■ TO BE DONE
Skip the pictures and quote all of the lines exactly.
/---
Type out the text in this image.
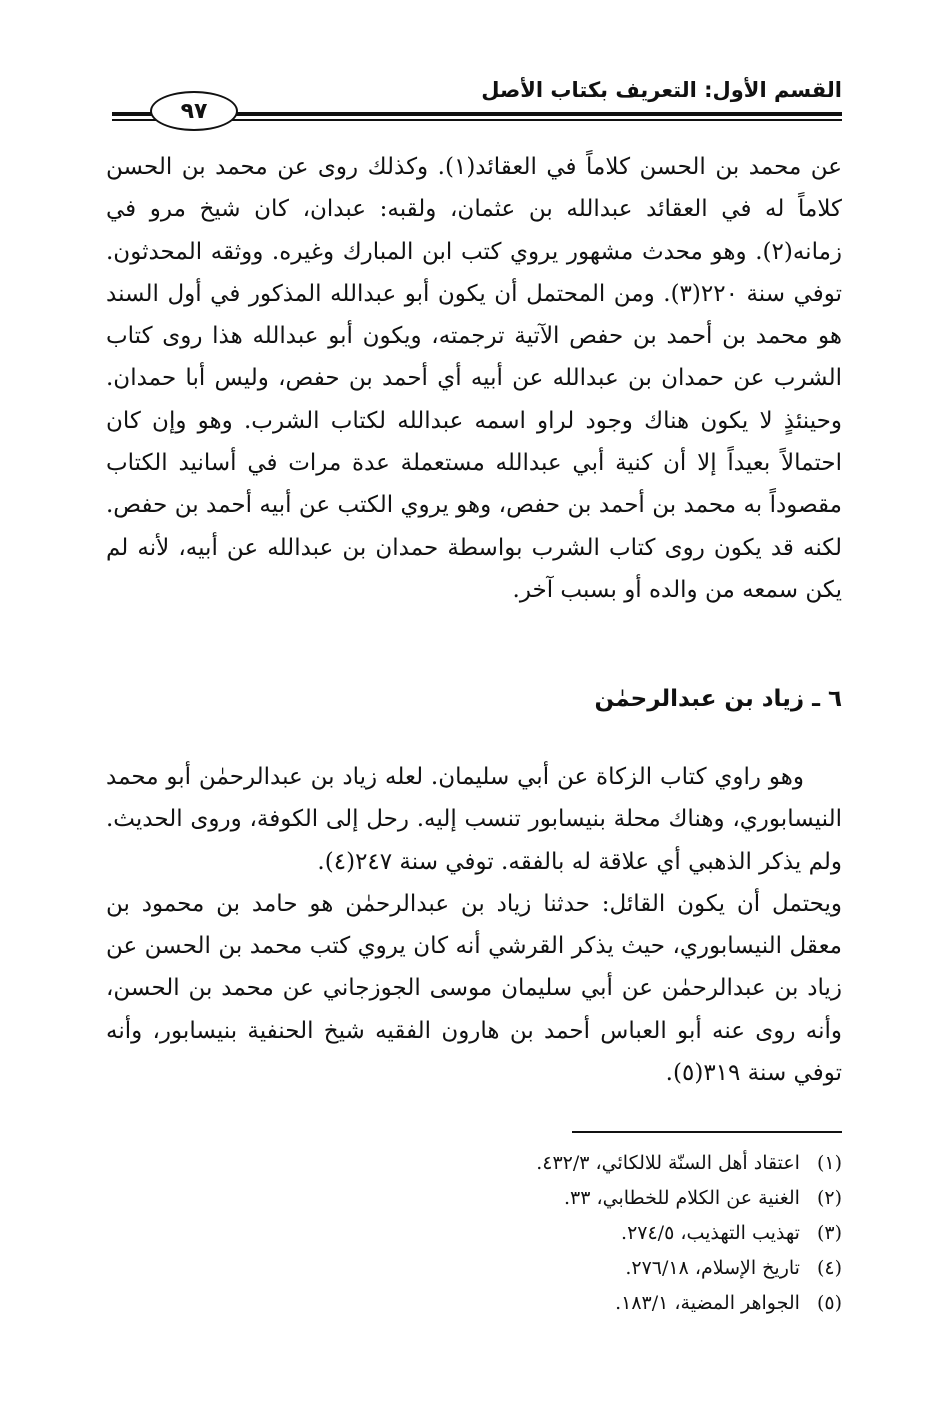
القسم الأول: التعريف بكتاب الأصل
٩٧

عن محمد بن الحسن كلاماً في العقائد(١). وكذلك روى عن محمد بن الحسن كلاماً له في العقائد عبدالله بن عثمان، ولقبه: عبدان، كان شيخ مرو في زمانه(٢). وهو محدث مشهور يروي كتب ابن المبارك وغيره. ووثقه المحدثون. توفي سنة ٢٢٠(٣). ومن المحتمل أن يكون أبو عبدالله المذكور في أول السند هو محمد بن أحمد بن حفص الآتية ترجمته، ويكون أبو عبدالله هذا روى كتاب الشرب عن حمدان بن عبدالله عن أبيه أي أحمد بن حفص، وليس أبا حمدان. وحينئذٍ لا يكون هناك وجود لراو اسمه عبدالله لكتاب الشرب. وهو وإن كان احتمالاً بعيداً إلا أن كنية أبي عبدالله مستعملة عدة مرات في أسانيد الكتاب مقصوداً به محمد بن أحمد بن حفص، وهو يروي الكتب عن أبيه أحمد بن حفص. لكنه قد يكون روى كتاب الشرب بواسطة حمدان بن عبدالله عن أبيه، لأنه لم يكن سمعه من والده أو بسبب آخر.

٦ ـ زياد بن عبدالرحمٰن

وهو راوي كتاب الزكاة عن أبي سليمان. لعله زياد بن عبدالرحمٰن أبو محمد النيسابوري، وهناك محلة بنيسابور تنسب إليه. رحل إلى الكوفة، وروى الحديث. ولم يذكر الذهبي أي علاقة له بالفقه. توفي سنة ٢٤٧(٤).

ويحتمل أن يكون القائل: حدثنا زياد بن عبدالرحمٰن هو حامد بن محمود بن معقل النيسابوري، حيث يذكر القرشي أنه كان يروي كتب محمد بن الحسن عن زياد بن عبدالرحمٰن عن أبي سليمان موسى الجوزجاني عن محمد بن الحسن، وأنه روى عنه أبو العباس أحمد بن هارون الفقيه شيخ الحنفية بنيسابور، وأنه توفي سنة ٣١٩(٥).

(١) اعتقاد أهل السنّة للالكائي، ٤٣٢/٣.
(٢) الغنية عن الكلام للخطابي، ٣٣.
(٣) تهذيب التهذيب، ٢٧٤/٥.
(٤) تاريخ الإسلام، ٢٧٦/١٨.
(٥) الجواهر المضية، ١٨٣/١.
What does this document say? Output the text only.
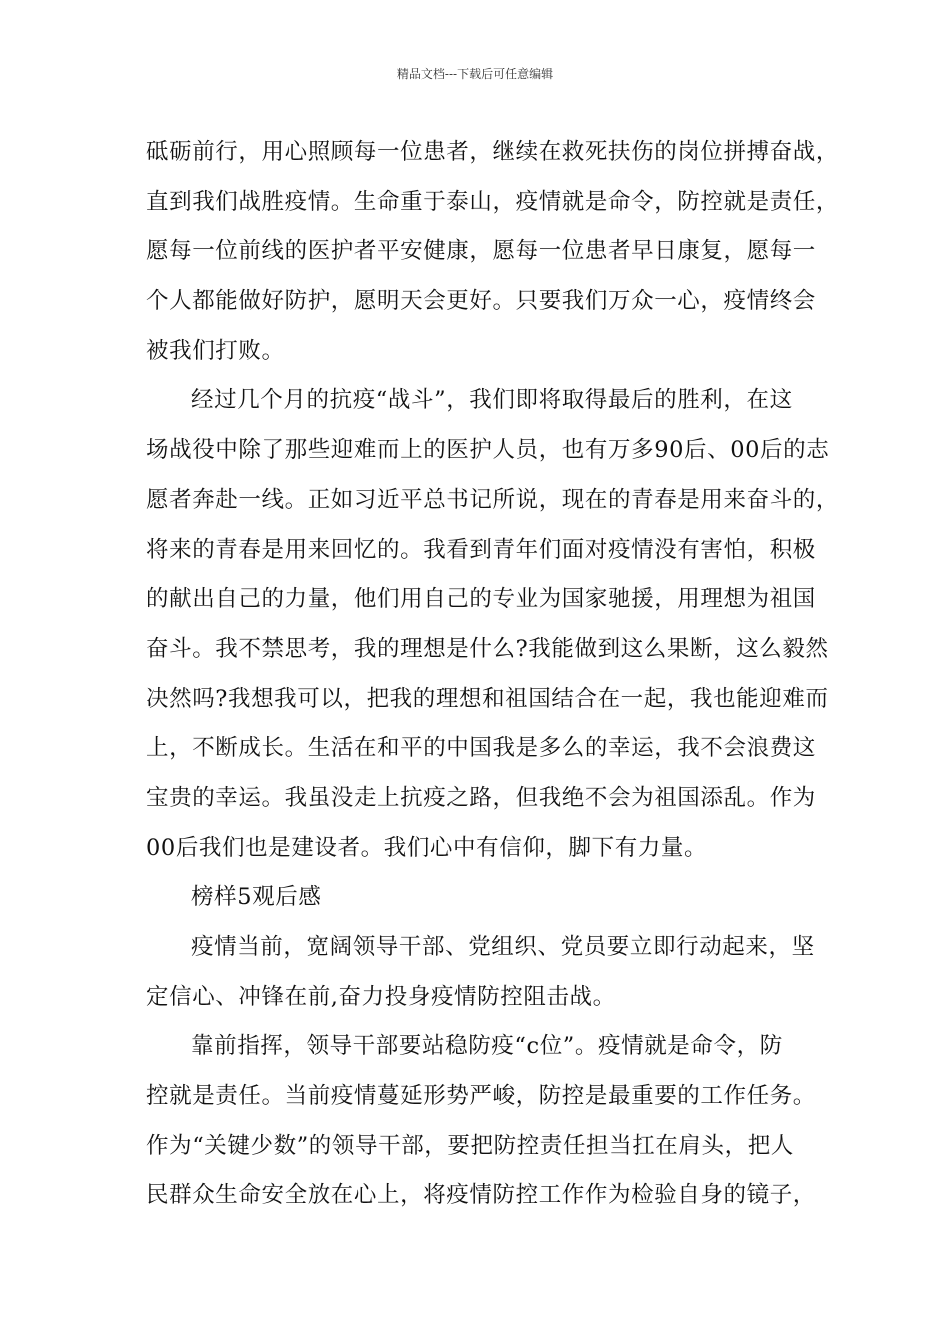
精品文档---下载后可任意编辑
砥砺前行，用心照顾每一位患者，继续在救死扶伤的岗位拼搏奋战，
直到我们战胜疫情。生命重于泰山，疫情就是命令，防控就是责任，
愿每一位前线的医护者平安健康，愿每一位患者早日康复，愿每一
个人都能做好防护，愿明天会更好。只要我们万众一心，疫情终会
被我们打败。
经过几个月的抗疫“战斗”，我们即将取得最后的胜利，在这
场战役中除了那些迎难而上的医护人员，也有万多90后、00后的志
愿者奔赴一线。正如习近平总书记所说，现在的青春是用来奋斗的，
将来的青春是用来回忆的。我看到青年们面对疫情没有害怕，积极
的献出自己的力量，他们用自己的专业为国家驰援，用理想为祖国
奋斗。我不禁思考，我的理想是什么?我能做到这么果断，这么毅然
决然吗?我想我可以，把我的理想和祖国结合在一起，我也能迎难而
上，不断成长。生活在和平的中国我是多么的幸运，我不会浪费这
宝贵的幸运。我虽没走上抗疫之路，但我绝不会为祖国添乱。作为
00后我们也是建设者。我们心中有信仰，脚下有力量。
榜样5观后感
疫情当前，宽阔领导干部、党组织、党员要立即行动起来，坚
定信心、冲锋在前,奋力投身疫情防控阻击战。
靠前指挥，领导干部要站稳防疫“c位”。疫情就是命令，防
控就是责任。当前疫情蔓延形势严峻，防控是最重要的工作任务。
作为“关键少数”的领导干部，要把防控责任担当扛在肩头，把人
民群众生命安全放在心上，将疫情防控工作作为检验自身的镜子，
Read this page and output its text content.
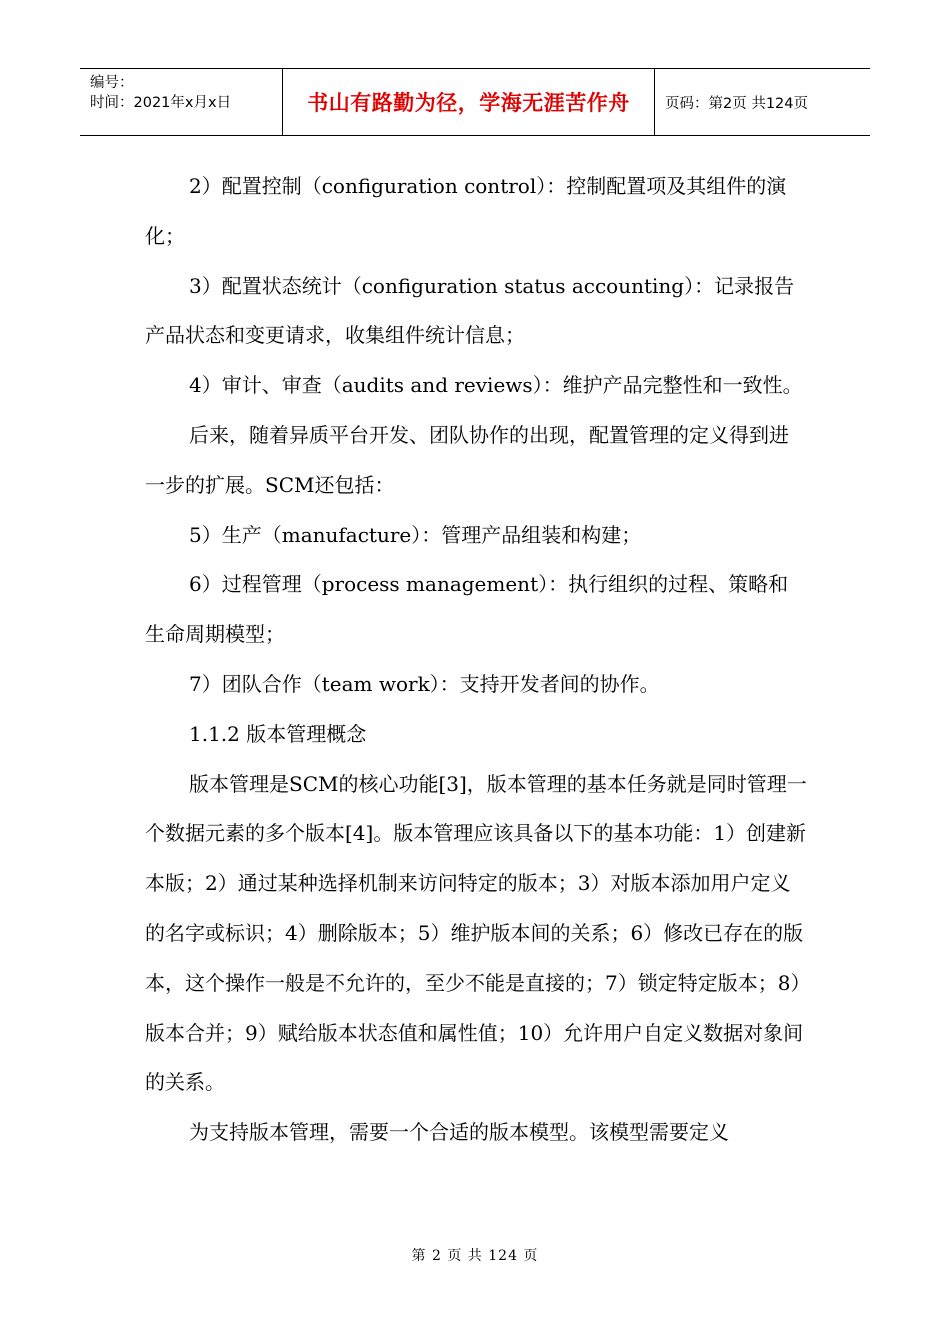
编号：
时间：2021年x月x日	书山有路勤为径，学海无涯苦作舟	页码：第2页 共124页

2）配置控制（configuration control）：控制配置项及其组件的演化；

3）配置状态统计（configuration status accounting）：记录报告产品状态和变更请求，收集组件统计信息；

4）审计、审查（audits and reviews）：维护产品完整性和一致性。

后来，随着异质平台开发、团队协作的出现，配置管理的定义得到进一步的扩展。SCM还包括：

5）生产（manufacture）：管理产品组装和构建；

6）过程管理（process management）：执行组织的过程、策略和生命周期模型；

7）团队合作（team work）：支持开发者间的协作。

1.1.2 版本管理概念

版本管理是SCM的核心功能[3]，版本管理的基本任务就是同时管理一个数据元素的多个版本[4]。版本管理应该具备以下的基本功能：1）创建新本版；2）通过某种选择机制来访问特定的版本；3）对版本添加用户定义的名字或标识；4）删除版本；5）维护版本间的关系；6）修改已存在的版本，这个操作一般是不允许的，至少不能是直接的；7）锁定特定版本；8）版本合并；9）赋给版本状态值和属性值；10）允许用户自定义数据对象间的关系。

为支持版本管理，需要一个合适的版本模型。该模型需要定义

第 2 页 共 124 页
\---
■ WORKED SOLUTION
Type out the text in this image.
القسم الأول: التعريف بكتاب الأصل
٩٧

عن محمد بن الحسن كلاماً في العقائد(١). وكذلك روى عن محمد بن الحسن كلاماً له في العقائد عبدالله بن عثمان، ولقبه: عبدان، كان شيخ مرو في زمانه(٢). وهو محدث مشهور يروي كتب ابن المبارك وغيره. ووثقه المحدثون. توفي سنة ٢٢٠(٣). ومن المحتمل أن يكون أبو عبدالله المذكور في أول السند هو محمد بن أحمد بن حفص الآتية ترجمته، ويكون أبو عبدالله هذا روى كتاب الشرب عن حمدان بن عبدالله عن أبيه أي أحمد بن حفص، وليس أبا حمدان. وحينئذٍ لا يكون هناك وجود لراو اسمه عبدالله لكتاب الشرب. وهو وإن كان احتمالاً بعيداً إلا أن كنية أبي عبدالله مستعملة عدة مرات في أسانيد الكتاب مقصوداً به محمد بن أحمد بن حفص، وهو يروي الكتب عن أبيه أحمد بن حفص. لكنه قد يكون روى كتاب الشرب بواسطة حمدان بن عبدالله عن أبيه، لأنه لم يكن سمعه من والده أو بسبب آخر.

٦ ـ زياد بن عبدالرحمٰن

وهو راوي كتاب الزكاة عن أبي سليمان. لعله زياد بن عبدالرحمٰن أبو محمد النيسابوري، وهناك محلة بنيسابور تنسب إليه. رحل إلى الكوفة، وروى الحديث. ولم يذكر الذهبي أي علاقة له بالفقه. توفي سنة ٢٤٧(٤).

ويحتمل أن يكون القائل: حدثنا زياد بن عبدالرحمٰن هو حامد بن محمود بن معقل النيسابوري، حيث يذكر القرشي أنه كان يروي كتب محمد بن الحسن عن زياد بن عبدالرحمٰن عن أبي سليمان موسى الجوزجاني عن محمد بن الحسن، وأنه روى عنه أبو العباس أحمد بن هارون الفقيه شيخ الحنفية بنيسابور، وأنه توفي سنة ٣١٩(٥).

(١) اعتقاد أهل السنّة للالكائي، ٤٣٢/٣.
(٢) الغنية عن الكلام للخطابي، ٣٣.
(٣) تهذيب التهذيب، ٢٧٤/٥.
(٤) تاريخ الإسلام، ٢٧٦/١٨.
(٥) الجواهر المضية، ١٨٣/١.
What does this document say? Output the text only.
精品文档---下载后可任意编辑
砥砺前行，用心照顾每一位患者，继续在救死扶伤的岗位拼搏奋战，
直到我们战胜疫情。生命重于泰山，疫情就是命令，防控就是责任，
愿每一位前线的医护者平安健康，愿每一位患者早日康复，愿每一
个人都能做好防护，愿明天会更好。只要我们万众一心，疫情终会
被我们打败。
经过几个月的抗疫“战斗”，我们即将取得最后的胜利，在这
场战役中除了那些迎难而上的医护人员，也有万多90后、00后的志
愿者奔赴一线。正如习近平总书记所说，现在的青春是用来奋斗的，
将来的青春是用来回忆的。我看到青年们面对疫情没有害怕，积极
的献出自己的力量，他们用自己的专业为国家驰援，用理想为祖国
奋斗。我不禁思考，我的理想是什么?我能做到这么果断，这么毅然
决然吗?我想我可以，把我的理想和祖国结合在一起，我也能迎难而
上，不断成长。生活在和平的中国我是多么的幸运，我不会浪费这
宝贵的幸运。我虽没走上抗疫之路，但我绝不会为祖国添乱。作为
00后我们也是建设者。我们心中有信仰，脚下有力量。
榜样5观后感
疫情当前，宽阔领导干部、党组织、党员要立即行动起来，坚
定信心、冲锋在前,奋力投身疫情防控阻击战。
靠前指挥，领导干部要站稳防疫“c位”。疫情就是命令，防
控就是责任。当前疫情蔓延形势严峻，防控是最重要的工作任务。
作为“关键少数”的领导干部，要把防控责任担当扛在肩头，把人
民群众生命安全放在心上，将疫情防控工作作为检验自身的镜子，
Read this page and output its text content.
编号：
时间：2021年x月x日	书山有路勤为径，学海无涯苦作舟	页码：第2页 共124页

2）配置控制（configuration control）：控制配置项及其组件的演化；

3）配置状态统计（configuration status accounting）：记录报告产品状态和变更请求，收集组件统计信息；

4）审计、审查（audits and reviews）：维护产品完整性和一致性。

后来，随着异质平台开发、团队协作的出现，配置管理的定义得到进一步的扩展。SCM还包括：

5）生产（manufacture）：管理产品组装和构建；

6）过程管理（process management）：执行组织的过程、策略和生命周期模型；

7）团队合作（team work）：支持开发者间的协作。

1.1.2 版本管理概念

版本管理是SCM的核心功能[3]，版本管理的基本任务就是同时管理一个数据元素的多个版本[4]。版本管理应该具备以下的基本功能：1）创建新本版；2）通过某种选择机制来访问特定的版本；3）对版本添加用户定义的名字或标识；4）删除版本；5）维护版本间的关系；6）修改已存在的版本，这个操作一般是不允许的，至少不能是直接的；7）锁定特定版本；8）版本合并；9）赋给版本状态值和属性值；10）允许用户自定义数据对象间的关系。

为支持版本管理，需要一个合适的版本模型。该模型需要定义

第 2 页 共 124 页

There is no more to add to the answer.